Consigne de travail 1: Énumérez tous les lieux de foi de la province de Belluno que, selon l'extrait sur le Chemin des Dolomites, les trente étapes relient.
Consigne de travail 2: Recopiez le passage de l'extrait sur le Chemin des Dolomites depuis « Les parcours ne » jusqu'à « longueur des étapes. » inclus.

Extrait de la source:
Les parcours ne présentent pas de difficultés techniques (pas de via ferrata, pas de sentiers exposés, dénivelés généralement modérés) mais exigent un effort à cause de la longueur des étapes.
La “philosophie” du Chemin des Dolomites s’inspire explicitement du célèbre Chemin de Saint-Jacques-de-Compostelle, en Espagne. Les trente étapes du Chemin des Dolomites relient les principaux lieux de foi de la province de Belluno, du millénaire Sanctuaire des saints Victor et Corona à Feltre (début et fin de la grande boucle du Chemin, coffre d’histoire et d’art) aux chapelles des villages d’altitude presque abandonnés, aux “capitelles” le long des routes, aux innombrables crucifix en bois qui parsèment les pâturages des Dolomites, à l’imposante église qui rappelle la catastrophe du Vajont à Longarone.
Le long du Chemin des Dolomites, le voyageur “écoute” l’environnement qui l’entoure, dans un paysage naturel d’une beauté exceptionnelle, et mesure avec le rythme de ses propres pas la dimension la plus vraie de la vie en montagne. Loin des grandes voies de communication des fonds de vallée, fréquentées par le tourisme “mordez et fuyez”, ceux qui choisissent le Chemin des Dolomites rencontrent l’homme et son histoire, et trouvent de multiples occasions pour “penser” et “se retrouver”.

Données enregistrées:
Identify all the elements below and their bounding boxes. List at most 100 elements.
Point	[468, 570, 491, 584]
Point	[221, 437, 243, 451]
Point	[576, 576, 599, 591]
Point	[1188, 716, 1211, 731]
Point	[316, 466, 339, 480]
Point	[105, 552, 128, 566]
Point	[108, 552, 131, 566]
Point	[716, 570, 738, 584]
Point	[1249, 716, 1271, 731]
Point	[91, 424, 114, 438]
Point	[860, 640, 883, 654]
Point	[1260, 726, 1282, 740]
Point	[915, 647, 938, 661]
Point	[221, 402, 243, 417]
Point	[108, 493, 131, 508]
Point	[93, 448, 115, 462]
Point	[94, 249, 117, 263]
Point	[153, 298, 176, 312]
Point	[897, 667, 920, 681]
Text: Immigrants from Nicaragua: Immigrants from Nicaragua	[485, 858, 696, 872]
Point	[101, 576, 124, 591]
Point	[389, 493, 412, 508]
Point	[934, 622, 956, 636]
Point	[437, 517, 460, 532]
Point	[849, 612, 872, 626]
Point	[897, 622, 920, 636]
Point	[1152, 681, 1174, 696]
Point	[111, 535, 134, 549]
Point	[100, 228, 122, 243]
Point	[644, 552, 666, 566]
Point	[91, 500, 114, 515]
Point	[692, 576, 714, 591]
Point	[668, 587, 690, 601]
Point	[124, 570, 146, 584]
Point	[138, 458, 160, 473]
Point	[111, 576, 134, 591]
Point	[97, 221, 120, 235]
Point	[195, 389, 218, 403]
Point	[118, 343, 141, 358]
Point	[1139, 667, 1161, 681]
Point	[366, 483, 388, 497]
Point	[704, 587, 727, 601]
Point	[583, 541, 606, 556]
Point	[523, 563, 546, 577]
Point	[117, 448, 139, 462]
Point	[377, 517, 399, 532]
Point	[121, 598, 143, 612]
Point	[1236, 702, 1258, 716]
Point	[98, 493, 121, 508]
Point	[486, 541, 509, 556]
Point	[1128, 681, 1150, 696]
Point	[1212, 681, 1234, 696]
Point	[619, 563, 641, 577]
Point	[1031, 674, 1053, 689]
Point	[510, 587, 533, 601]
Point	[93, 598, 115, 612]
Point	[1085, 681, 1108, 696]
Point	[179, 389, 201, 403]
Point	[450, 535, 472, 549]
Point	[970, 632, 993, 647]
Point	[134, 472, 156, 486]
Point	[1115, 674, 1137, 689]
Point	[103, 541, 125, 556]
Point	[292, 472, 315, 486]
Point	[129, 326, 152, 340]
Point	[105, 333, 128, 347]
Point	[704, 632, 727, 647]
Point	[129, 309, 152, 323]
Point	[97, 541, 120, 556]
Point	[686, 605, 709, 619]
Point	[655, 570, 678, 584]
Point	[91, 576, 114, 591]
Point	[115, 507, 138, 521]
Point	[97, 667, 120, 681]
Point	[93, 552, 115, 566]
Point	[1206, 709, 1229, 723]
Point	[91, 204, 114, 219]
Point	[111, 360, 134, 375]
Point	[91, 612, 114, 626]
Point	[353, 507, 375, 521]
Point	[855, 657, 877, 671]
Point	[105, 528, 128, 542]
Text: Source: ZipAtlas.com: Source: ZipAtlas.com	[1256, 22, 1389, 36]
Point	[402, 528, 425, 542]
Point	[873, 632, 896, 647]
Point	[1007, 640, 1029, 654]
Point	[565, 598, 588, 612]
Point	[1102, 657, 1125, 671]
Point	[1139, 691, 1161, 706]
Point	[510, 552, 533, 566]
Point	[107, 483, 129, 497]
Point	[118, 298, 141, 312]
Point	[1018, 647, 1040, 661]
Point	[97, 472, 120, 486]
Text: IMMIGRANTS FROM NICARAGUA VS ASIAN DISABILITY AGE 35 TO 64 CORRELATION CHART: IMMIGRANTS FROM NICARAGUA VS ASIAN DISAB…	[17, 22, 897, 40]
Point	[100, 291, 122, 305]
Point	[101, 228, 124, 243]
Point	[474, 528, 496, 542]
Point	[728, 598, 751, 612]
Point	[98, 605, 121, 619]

Corrigé de l'exercice 1:
- le millénaire Sanctuaire des saints Victor et Corona à Feltre
- les chapelles des villages d'altitude presque abandonnés
- les « capitelles » le long des routes
- les innombrables crucifix en bois qui parsèment les pâturages des Dolomites
- l'imposante église qui rappelle la catastrophe du Vajont à Longarone

Corrigé de l'exercice 2:
Les parcours ne présentent pas de difficultés techniques (pas de via ferrata, pas de sentiers exposés, dénivelés généralement modérés) mais exigent un effort à cause de la longueur des étapes.